■ WHAT THE TASK REQUIRES
Can you pull out each line of the data below that includes the word "Save"?
■ ■ ■
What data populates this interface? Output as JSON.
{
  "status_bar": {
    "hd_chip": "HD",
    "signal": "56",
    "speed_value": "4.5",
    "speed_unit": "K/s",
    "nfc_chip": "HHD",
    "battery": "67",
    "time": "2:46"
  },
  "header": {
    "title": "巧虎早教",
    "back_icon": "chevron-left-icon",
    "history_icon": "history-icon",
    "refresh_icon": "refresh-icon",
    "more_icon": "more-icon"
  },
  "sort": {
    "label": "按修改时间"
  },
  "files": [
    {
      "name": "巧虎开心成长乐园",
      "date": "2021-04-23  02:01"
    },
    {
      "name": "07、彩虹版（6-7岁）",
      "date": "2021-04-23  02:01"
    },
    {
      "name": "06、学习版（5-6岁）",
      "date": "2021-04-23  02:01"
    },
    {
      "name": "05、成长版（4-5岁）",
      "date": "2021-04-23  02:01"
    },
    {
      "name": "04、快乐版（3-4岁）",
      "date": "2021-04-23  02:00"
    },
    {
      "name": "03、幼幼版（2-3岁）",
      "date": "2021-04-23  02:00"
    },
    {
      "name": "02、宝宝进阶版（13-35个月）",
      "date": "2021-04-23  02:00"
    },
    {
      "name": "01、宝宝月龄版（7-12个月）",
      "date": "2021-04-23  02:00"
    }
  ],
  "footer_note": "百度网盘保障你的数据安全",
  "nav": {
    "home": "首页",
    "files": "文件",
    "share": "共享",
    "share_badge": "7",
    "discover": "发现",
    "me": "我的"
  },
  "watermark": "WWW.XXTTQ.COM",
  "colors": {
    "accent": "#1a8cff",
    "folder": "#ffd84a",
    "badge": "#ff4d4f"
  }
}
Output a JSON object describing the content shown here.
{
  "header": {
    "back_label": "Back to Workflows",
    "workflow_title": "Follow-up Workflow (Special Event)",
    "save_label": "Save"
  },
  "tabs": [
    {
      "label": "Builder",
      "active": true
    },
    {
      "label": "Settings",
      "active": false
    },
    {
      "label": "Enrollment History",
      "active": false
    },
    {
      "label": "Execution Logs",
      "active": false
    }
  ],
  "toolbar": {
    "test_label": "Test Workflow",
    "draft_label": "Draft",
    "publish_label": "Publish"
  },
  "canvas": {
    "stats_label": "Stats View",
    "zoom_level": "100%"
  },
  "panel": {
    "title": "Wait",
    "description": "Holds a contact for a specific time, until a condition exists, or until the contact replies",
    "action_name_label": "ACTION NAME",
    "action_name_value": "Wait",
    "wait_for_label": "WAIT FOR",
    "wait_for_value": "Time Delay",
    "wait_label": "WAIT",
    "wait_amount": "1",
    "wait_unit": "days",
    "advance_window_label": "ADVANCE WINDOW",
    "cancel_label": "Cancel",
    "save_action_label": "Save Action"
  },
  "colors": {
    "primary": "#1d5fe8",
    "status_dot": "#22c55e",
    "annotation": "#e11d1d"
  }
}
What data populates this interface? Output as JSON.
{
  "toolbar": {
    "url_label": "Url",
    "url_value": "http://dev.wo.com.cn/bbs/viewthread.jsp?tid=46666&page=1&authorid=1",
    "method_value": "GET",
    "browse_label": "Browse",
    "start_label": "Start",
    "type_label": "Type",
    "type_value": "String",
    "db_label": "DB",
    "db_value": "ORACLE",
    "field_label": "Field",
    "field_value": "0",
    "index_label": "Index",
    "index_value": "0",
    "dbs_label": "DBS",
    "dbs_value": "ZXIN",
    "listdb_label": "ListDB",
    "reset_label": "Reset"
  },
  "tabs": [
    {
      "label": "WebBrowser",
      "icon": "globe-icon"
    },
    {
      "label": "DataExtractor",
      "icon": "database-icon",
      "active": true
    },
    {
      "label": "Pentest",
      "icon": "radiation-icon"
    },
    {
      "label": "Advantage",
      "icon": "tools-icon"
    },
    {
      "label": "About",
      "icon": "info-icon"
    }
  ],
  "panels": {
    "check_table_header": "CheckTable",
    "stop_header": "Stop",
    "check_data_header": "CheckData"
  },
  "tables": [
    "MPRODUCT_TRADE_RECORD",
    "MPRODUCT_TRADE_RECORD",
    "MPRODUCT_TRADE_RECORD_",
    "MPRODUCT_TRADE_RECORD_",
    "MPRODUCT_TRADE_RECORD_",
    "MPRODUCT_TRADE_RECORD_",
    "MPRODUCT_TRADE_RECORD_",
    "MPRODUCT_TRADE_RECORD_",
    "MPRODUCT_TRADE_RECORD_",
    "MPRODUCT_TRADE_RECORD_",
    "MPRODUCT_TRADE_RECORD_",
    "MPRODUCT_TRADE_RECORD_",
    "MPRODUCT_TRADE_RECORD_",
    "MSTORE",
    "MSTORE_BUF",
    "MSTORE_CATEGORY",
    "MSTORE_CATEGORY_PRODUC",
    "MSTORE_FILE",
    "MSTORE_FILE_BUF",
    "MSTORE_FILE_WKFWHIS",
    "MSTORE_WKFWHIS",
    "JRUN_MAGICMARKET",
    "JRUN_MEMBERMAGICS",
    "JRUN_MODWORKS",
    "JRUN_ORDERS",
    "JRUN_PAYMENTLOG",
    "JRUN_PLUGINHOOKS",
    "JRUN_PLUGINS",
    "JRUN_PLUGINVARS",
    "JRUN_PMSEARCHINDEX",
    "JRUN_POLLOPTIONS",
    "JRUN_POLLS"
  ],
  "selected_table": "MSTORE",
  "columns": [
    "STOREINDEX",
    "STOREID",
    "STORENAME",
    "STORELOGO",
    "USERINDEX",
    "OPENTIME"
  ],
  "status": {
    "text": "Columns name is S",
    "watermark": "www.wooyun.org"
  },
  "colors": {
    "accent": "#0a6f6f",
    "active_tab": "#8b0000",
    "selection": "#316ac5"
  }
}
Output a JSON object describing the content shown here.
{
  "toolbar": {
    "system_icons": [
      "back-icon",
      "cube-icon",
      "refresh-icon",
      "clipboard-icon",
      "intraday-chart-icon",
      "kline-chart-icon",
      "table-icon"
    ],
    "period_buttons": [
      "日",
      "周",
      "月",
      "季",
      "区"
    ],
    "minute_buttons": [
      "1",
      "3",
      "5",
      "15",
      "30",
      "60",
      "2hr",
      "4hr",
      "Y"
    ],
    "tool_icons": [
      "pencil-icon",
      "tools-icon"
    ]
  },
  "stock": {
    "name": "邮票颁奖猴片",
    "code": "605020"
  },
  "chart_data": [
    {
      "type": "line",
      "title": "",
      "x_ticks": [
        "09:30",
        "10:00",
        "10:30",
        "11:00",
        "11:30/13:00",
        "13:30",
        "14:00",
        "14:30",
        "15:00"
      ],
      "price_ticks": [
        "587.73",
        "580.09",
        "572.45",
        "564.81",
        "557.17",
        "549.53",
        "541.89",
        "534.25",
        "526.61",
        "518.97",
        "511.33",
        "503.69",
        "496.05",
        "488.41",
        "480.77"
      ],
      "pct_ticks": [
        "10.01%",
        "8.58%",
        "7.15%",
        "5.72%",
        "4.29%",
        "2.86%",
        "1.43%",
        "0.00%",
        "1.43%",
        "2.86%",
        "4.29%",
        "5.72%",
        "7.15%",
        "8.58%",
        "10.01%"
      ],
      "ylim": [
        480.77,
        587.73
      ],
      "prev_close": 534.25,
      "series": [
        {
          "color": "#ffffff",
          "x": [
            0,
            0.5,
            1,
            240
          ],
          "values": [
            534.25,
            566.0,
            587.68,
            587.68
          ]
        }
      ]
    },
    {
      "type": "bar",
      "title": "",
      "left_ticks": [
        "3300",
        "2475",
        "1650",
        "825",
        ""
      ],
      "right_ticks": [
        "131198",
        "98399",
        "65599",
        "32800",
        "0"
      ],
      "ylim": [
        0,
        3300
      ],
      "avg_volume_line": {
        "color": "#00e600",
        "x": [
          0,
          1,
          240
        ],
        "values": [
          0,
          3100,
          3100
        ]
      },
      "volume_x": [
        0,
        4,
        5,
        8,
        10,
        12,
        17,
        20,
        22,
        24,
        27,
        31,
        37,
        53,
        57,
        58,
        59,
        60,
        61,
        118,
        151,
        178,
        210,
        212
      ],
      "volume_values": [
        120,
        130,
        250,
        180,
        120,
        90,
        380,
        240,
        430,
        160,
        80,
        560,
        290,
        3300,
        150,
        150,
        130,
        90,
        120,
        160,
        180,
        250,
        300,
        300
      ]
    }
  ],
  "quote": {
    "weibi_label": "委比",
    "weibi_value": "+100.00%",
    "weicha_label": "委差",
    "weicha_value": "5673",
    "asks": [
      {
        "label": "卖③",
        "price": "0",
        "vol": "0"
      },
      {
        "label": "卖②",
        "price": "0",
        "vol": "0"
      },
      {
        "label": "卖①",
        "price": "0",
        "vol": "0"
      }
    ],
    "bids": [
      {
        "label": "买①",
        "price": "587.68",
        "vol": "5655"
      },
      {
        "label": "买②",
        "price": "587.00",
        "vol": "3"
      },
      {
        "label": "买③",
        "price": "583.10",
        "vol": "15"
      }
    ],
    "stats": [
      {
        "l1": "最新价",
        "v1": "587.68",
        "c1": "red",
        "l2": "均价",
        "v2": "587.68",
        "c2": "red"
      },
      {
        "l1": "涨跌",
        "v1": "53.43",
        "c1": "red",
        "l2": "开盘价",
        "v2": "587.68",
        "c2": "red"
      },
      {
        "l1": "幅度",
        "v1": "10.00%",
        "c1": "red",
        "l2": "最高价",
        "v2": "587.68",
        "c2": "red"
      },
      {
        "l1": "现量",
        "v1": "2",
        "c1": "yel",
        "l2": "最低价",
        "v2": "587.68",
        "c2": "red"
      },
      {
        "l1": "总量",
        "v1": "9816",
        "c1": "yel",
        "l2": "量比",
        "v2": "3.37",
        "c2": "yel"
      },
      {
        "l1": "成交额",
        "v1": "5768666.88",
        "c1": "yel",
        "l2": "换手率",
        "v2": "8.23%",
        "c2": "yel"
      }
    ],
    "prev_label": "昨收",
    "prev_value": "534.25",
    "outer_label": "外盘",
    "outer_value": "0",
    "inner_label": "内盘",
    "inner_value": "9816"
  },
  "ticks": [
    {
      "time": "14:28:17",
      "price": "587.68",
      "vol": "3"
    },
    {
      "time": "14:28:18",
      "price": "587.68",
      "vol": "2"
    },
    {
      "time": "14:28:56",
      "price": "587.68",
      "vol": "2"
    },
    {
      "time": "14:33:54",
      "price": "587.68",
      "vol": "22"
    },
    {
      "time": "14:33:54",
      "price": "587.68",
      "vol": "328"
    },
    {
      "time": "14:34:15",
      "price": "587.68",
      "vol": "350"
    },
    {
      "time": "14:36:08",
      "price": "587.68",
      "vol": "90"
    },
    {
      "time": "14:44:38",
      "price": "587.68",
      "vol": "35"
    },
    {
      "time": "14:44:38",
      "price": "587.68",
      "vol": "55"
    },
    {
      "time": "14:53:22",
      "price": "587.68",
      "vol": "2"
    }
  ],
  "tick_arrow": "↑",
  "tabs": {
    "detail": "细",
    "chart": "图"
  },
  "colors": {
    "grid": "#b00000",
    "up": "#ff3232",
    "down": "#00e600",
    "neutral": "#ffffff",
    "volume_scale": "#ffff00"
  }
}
■ ■ ■
■ RESULT OF THIS TASK
    "save_label": "Save"
    "save_action_label": "Save Action"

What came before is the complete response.